# Written problem:
Reproduce each line bearing the word "Lance".

# Information provided:
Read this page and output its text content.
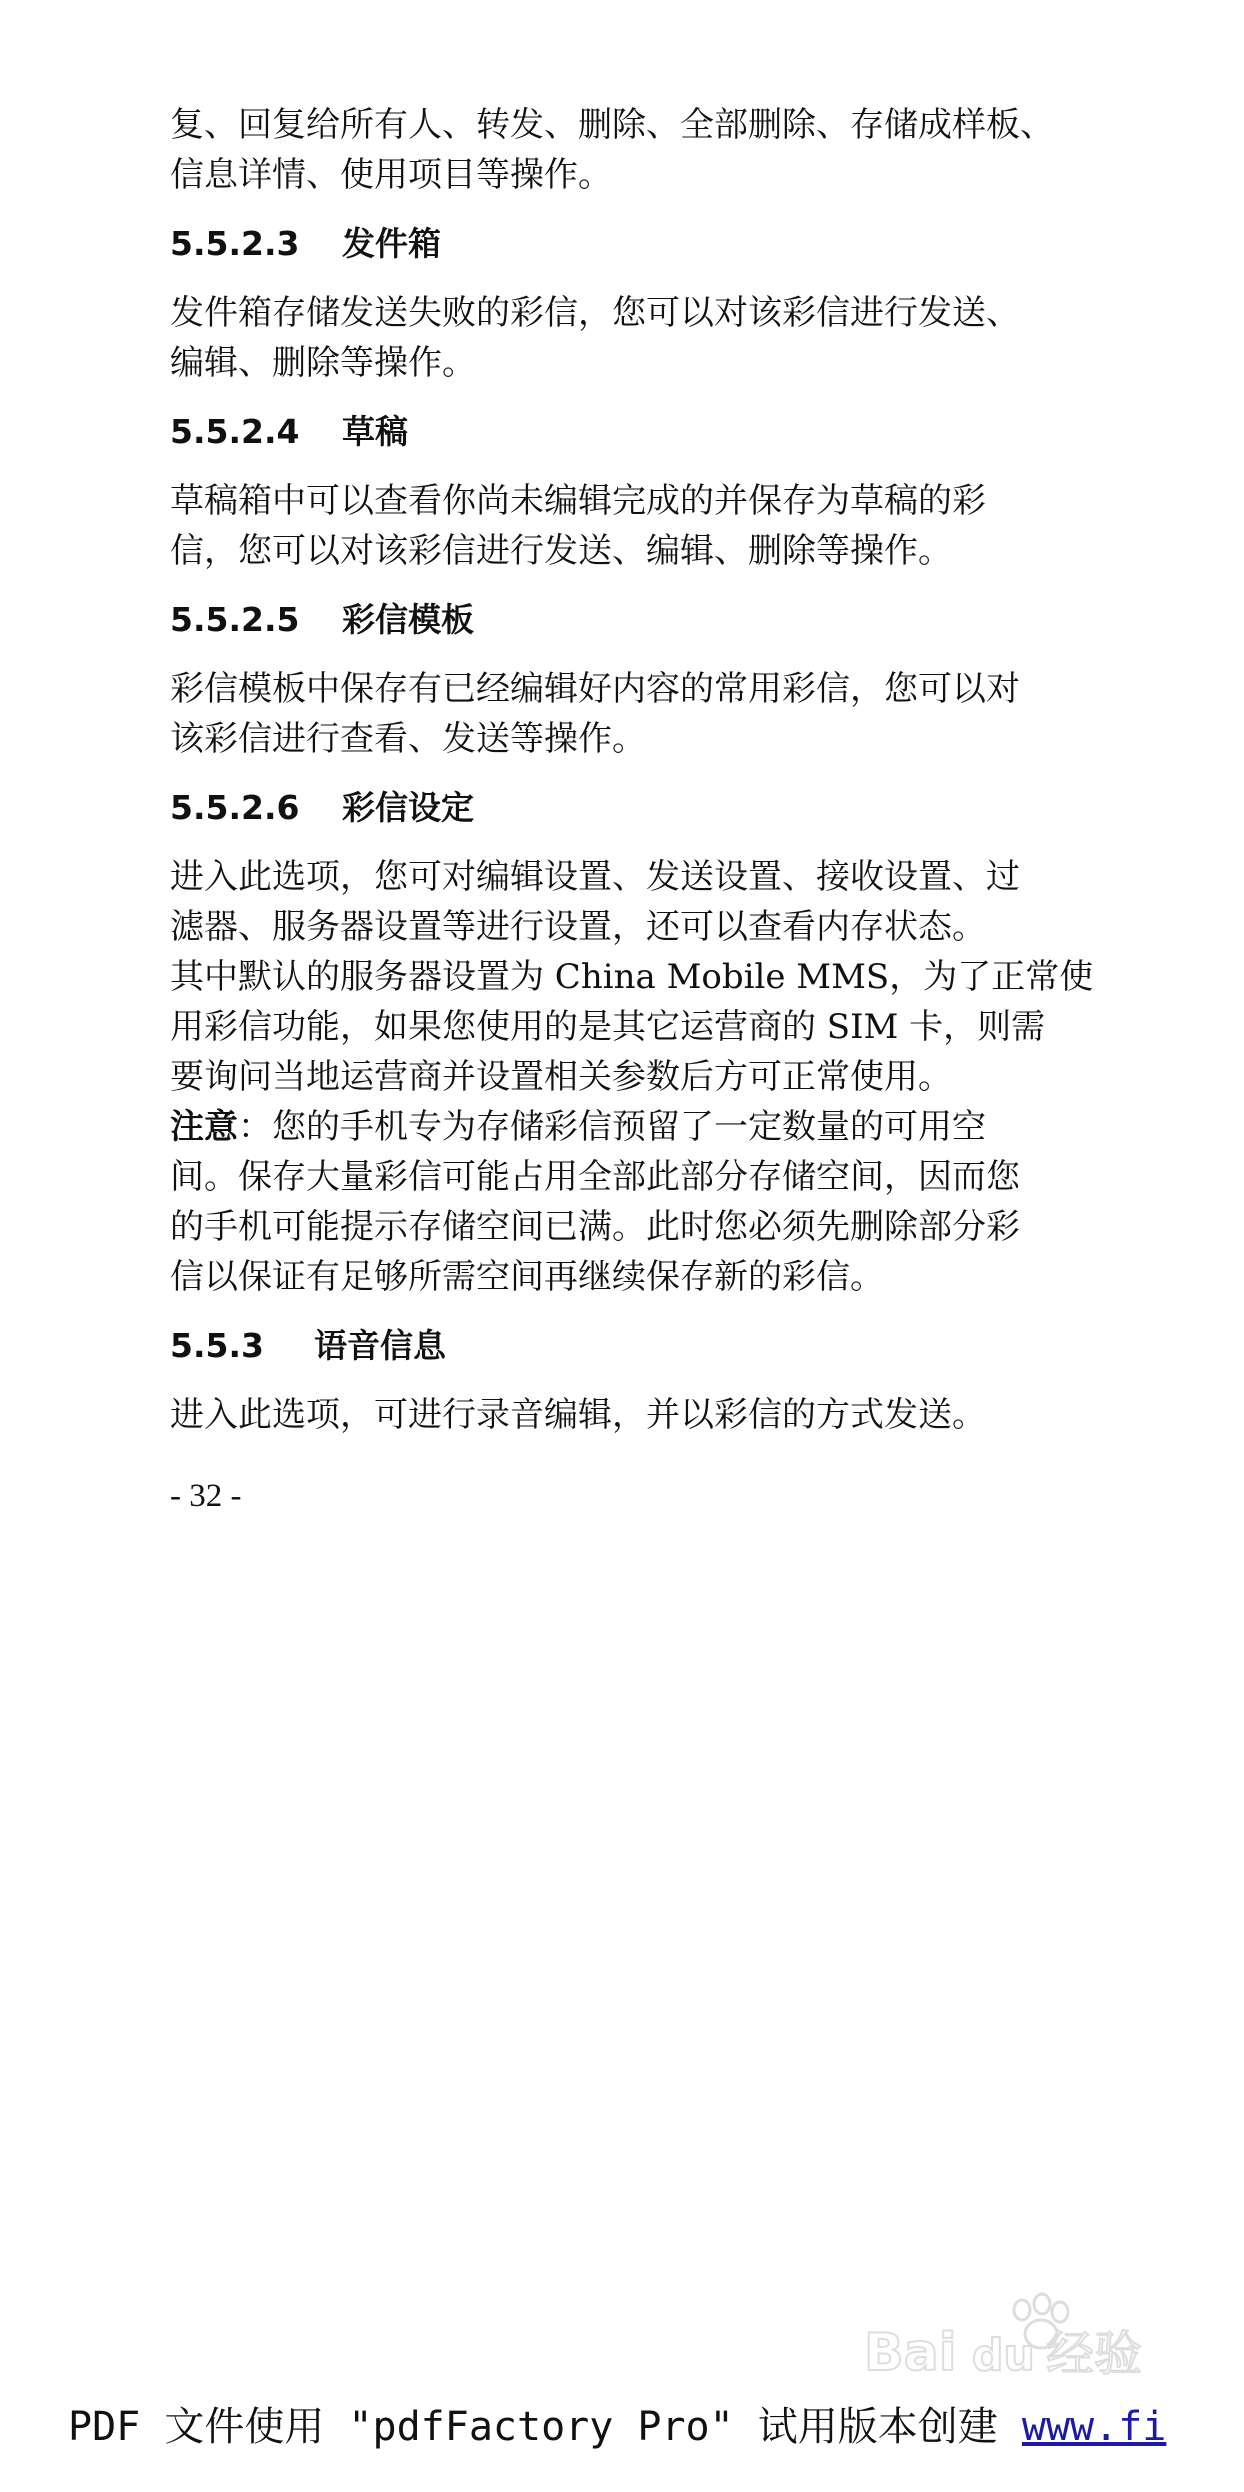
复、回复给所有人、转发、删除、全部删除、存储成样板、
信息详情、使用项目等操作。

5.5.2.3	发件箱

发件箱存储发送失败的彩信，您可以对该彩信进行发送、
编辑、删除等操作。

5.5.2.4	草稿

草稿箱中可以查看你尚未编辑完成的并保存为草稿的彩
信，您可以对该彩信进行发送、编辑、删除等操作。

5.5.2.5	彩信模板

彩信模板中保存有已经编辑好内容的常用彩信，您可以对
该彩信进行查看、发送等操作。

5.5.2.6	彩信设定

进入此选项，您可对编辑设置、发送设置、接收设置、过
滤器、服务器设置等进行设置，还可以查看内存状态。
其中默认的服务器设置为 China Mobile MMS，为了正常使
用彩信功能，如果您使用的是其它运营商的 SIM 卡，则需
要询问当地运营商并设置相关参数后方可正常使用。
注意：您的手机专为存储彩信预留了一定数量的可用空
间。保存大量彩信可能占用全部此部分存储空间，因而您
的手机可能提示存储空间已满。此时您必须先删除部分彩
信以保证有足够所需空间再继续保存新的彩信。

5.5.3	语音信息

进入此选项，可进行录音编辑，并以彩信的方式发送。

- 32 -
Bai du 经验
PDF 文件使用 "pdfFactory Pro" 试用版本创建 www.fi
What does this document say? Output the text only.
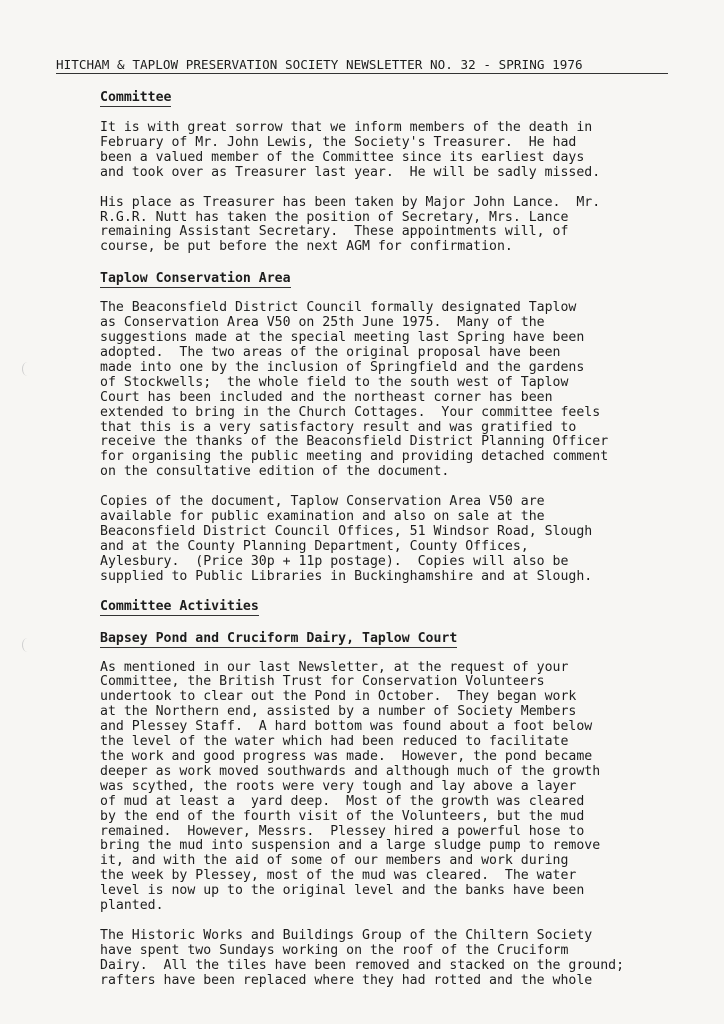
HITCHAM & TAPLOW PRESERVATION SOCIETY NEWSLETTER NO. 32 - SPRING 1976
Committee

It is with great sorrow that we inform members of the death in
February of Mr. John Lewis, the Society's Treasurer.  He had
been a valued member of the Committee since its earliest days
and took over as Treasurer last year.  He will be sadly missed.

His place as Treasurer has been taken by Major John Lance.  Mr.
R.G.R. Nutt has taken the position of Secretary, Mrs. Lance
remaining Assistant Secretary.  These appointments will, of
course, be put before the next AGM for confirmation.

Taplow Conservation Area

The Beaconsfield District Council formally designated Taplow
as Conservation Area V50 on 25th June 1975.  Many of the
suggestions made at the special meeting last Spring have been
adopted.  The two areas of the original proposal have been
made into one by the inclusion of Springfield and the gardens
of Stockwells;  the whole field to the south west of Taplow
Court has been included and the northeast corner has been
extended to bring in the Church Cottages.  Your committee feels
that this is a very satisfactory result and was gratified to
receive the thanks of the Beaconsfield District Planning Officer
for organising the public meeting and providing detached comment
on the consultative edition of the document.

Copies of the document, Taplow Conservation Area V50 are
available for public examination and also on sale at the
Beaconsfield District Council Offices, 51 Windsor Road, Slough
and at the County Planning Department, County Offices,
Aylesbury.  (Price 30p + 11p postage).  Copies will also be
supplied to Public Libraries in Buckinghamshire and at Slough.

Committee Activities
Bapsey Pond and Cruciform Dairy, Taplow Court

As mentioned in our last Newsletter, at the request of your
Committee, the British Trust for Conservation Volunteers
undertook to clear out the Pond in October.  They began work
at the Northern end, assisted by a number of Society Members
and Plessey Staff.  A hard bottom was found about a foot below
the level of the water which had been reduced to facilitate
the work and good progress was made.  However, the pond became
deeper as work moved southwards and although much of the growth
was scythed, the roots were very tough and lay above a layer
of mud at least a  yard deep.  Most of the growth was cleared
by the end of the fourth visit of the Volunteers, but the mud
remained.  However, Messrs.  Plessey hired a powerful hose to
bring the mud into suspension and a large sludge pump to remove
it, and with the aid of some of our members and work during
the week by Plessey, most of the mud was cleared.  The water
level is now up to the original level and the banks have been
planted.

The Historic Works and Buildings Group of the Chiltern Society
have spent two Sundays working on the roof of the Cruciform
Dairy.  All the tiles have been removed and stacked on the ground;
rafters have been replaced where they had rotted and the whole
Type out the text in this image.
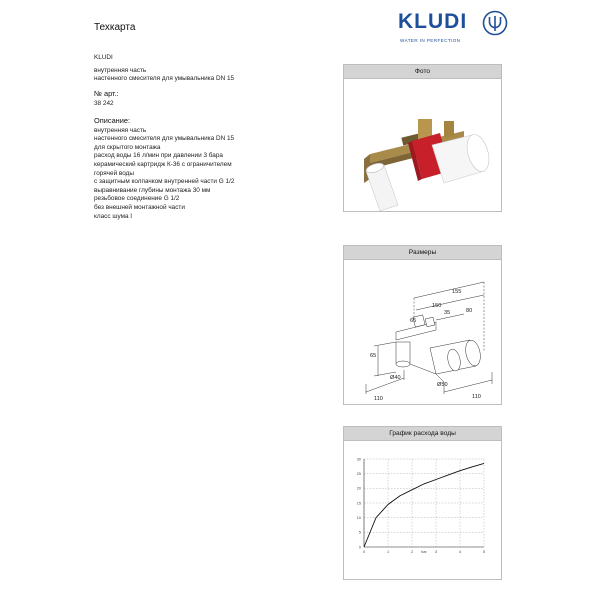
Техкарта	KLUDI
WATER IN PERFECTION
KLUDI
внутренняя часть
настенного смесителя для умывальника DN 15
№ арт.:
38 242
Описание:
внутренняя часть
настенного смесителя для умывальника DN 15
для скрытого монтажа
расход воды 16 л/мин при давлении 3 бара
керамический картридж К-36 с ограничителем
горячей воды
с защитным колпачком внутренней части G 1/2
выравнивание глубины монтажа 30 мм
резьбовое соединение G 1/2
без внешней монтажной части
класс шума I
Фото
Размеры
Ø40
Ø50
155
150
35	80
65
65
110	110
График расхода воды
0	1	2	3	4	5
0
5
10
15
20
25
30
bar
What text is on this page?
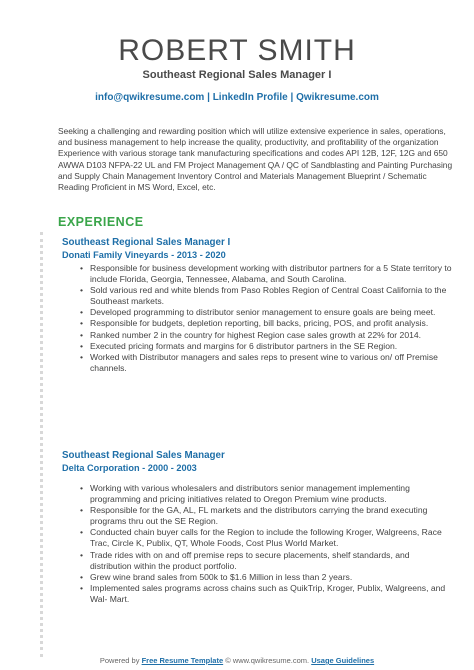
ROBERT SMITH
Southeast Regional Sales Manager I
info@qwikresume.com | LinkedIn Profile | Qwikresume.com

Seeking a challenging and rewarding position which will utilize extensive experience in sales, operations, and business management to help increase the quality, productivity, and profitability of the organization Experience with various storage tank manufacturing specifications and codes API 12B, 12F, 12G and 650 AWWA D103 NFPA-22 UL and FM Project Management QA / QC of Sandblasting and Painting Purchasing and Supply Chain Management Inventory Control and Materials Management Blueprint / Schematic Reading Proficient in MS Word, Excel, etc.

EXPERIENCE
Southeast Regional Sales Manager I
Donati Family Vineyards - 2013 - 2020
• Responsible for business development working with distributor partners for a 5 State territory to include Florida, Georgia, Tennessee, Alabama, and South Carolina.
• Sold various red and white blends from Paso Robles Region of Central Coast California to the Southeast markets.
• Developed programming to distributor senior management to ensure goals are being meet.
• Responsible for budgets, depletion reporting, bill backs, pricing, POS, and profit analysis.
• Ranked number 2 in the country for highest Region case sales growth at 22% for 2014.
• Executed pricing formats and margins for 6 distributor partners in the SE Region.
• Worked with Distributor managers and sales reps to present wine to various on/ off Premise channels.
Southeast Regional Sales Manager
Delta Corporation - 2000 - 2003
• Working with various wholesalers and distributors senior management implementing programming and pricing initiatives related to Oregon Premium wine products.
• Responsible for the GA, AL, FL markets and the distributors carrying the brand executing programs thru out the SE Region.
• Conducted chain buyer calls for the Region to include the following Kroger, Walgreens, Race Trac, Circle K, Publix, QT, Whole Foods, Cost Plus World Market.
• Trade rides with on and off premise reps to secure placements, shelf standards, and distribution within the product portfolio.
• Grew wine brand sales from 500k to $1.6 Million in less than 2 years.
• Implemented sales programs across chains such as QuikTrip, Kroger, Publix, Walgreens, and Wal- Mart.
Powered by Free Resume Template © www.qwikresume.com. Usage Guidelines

# Written response:
His place as Treasurer has been taken by Major John Lance.  Mr.
R.G.R. Nutt has taken the position of Secretary, Mrs. Lance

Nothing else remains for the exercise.